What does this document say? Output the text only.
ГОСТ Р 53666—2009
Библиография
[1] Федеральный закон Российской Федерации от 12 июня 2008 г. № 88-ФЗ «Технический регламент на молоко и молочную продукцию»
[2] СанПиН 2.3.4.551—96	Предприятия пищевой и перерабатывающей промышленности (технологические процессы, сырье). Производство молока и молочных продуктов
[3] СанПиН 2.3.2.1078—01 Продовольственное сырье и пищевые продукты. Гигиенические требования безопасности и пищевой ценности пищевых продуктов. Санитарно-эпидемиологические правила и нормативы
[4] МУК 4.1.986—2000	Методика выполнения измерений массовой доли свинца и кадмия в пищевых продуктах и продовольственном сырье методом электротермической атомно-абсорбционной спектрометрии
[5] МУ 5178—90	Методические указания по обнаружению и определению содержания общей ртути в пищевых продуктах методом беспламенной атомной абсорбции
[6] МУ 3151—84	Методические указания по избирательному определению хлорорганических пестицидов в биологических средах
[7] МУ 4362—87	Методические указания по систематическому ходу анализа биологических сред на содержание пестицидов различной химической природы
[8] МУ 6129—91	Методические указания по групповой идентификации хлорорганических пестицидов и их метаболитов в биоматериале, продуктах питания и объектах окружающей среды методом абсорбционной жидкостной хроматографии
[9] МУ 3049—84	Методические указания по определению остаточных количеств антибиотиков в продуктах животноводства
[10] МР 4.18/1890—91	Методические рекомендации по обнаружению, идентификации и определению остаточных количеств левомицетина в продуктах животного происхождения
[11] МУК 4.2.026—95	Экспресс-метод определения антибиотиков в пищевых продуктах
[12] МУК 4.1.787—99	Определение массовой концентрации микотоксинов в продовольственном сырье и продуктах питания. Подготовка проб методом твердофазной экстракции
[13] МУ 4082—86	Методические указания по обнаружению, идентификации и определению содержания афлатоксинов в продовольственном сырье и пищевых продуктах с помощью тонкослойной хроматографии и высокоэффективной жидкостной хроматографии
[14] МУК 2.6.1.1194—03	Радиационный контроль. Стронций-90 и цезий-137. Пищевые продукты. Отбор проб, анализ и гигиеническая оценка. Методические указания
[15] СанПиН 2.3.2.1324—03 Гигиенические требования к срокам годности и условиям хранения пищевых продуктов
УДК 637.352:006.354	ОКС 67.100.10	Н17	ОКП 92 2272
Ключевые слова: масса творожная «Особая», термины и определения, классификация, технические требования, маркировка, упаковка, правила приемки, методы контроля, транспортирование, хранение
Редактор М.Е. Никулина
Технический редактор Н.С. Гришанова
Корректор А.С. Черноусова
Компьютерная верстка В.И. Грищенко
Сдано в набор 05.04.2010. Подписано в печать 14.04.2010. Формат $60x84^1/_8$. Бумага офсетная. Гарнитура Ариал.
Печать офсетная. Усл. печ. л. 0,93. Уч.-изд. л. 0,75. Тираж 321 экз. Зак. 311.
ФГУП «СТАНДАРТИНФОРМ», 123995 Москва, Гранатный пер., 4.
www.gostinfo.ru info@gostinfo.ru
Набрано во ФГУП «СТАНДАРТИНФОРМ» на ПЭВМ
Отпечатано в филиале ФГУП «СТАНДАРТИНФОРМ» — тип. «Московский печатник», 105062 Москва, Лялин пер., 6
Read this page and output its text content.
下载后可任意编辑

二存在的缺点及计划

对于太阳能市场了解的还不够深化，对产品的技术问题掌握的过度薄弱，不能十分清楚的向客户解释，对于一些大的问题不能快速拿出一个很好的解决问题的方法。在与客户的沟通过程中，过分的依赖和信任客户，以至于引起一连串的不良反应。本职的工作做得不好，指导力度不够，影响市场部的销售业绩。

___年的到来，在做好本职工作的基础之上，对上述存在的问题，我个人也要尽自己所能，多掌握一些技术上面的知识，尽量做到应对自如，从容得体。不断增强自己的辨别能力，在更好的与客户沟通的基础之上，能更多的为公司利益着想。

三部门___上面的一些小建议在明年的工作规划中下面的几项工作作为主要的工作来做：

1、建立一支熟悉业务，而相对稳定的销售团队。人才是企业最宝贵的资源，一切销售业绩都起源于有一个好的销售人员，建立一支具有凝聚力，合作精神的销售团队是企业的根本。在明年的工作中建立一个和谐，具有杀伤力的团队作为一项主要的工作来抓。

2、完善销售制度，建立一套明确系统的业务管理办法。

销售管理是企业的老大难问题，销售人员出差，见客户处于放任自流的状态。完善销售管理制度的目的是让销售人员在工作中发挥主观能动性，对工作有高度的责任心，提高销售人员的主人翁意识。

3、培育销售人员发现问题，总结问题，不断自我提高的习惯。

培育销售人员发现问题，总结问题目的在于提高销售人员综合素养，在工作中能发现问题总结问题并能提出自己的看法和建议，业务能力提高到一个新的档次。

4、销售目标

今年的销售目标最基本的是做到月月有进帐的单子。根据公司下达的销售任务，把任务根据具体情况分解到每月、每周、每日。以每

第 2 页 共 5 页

---

> _Aim of the task_
Extract from the data every line where "ФГУП" shows up.

> _Full solution_
ФГУП «СТАНДАРТИНФОРМ», 123995 Москва, Гранатный пер., 4.
Набрано во ФГУП «СТАНДАРТИНФОРМ» на ПЭВМ
Отпечатано в филиале ФГУП «СТАНДАРТИНФОРМ» — тип. «Московский печатник», 105062 Москва, Лялин пер., 6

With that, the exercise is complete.